Exercise aim:
Give the count of lines containing the string "title", with no other output.

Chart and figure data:

▼

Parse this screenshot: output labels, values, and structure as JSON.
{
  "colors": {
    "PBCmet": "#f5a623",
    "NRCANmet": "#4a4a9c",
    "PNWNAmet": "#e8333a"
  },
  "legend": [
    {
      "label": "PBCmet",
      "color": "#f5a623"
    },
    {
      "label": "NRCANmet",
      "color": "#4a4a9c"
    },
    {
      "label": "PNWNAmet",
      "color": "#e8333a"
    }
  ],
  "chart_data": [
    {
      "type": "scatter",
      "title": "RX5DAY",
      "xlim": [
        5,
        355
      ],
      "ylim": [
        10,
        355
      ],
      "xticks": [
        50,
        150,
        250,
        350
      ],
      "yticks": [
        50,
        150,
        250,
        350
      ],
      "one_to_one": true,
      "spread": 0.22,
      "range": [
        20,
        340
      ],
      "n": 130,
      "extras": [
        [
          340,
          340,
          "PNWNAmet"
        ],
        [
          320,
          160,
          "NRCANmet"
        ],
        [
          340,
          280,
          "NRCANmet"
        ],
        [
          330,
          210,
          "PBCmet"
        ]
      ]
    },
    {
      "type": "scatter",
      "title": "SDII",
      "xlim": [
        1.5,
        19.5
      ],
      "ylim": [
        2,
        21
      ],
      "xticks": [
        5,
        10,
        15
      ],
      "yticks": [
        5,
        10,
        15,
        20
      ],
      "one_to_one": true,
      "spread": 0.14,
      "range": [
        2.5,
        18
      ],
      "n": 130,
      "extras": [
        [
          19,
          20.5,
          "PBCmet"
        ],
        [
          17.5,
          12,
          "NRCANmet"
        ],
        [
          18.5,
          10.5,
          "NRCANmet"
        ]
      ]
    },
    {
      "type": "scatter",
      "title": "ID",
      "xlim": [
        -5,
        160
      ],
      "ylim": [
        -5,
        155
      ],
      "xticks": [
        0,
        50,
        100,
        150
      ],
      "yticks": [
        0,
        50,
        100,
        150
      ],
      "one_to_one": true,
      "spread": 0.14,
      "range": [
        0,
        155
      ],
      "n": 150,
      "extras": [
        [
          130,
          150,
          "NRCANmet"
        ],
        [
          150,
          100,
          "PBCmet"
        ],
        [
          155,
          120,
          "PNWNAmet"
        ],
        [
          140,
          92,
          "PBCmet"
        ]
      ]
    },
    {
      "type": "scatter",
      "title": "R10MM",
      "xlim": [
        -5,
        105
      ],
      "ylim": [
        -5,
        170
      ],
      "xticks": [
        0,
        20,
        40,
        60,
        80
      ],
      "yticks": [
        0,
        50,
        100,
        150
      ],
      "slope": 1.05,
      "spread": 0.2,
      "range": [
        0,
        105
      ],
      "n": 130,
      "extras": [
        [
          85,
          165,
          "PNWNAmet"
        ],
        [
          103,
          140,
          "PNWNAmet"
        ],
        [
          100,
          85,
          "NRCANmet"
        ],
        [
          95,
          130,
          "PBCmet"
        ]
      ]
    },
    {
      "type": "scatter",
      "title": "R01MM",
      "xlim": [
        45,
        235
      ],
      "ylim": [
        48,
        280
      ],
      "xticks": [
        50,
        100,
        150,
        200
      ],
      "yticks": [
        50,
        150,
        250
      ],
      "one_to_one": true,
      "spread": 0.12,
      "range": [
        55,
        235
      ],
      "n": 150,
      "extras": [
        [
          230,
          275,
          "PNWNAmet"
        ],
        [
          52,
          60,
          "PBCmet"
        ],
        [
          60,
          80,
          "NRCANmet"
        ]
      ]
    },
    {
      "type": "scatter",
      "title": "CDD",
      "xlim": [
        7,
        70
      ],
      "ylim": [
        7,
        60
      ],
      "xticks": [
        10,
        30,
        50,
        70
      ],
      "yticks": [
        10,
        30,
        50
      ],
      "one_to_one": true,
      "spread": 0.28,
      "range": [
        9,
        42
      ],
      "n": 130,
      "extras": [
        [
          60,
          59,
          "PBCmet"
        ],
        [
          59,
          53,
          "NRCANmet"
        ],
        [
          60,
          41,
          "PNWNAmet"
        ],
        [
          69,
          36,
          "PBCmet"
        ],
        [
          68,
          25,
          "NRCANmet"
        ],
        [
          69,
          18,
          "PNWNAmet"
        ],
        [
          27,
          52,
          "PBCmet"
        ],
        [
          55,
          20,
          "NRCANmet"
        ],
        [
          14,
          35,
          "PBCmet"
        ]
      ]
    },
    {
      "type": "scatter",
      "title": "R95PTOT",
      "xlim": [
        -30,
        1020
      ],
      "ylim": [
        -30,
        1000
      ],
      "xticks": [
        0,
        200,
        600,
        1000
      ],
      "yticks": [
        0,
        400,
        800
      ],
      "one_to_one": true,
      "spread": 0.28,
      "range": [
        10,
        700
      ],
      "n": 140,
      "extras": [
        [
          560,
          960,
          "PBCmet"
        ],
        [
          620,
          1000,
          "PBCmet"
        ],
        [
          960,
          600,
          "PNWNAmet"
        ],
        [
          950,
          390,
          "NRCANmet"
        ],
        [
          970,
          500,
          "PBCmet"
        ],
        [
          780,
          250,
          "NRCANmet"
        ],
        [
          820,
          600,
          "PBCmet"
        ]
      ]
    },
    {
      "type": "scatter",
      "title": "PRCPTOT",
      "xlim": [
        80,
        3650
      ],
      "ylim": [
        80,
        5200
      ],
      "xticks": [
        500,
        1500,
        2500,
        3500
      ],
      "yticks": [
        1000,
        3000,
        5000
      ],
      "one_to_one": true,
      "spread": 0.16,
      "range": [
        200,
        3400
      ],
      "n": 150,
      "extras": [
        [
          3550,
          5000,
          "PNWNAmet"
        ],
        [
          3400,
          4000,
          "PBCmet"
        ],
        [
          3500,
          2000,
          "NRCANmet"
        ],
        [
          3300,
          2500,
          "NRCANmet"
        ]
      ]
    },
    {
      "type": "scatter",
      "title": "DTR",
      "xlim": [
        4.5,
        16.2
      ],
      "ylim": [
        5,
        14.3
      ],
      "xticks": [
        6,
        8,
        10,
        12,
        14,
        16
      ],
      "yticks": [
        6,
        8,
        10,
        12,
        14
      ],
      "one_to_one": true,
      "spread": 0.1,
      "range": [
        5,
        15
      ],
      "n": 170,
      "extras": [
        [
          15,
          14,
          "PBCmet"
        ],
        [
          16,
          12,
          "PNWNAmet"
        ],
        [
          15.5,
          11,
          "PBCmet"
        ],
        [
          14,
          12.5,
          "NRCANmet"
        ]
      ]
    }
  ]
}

▲

Reply to the task:
9